**Set problem**
Give the number of lines that include the string "acide", nothing more.

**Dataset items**
┌──

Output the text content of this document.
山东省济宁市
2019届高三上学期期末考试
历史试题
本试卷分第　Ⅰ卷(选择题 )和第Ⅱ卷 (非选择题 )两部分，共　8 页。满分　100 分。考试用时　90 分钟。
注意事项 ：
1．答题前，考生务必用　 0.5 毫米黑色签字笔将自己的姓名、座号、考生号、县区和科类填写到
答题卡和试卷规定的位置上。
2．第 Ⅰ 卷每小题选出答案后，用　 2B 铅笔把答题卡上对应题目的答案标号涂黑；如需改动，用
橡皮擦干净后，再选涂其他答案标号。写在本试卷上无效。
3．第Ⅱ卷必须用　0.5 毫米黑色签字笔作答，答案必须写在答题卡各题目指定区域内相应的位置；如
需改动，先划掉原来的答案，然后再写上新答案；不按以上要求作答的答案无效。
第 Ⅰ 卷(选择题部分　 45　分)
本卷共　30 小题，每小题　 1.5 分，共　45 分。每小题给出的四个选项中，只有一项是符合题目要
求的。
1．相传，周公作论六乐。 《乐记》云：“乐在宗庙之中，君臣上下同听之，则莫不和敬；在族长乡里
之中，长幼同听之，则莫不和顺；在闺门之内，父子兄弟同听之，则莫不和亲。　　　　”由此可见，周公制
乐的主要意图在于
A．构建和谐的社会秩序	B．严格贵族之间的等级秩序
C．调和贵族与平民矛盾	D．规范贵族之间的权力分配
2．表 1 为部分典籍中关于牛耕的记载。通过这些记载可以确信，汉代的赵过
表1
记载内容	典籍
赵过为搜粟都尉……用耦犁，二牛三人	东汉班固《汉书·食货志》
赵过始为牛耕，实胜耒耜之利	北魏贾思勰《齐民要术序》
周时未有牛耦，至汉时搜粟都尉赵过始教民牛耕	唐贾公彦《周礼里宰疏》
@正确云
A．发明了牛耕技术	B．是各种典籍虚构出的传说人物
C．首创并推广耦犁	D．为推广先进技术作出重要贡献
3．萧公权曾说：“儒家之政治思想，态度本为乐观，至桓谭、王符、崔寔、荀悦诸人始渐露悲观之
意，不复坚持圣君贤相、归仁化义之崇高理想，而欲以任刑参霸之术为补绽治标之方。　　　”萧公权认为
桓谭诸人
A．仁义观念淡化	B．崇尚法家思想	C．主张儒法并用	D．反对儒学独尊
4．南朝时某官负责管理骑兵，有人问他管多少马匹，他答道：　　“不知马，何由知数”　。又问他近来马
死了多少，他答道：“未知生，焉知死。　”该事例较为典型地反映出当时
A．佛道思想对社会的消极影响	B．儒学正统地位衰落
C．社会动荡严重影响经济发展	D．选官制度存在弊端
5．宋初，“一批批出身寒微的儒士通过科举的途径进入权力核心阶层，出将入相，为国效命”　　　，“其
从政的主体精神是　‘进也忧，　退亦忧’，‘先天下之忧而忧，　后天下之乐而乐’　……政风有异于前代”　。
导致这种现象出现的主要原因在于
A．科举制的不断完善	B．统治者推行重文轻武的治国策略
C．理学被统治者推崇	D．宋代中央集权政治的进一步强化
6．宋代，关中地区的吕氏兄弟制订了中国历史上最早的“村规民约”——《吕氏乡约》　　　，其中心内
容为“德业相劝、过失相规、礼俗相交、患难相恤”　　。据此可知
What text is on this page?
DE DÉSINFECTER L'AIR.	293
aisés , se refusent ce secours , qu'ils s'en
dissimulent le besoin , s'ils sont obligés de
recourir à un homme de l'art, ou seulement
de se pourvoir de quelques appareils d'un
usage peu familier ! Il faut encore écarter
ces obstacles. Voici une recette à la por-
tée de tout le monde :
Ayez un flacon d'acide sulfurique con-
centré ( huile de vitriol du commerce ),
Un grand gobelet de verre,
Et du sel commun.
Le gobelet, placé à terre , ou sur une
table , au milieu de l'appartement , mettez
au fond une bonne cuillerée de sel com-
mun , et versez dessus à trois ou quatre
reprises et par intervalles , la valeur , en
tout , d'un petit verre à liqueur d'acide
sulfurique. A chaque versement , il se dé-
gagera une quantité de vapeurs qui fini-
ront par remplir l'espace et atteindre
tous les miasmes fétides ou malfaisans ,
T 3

└──

**Solution**
2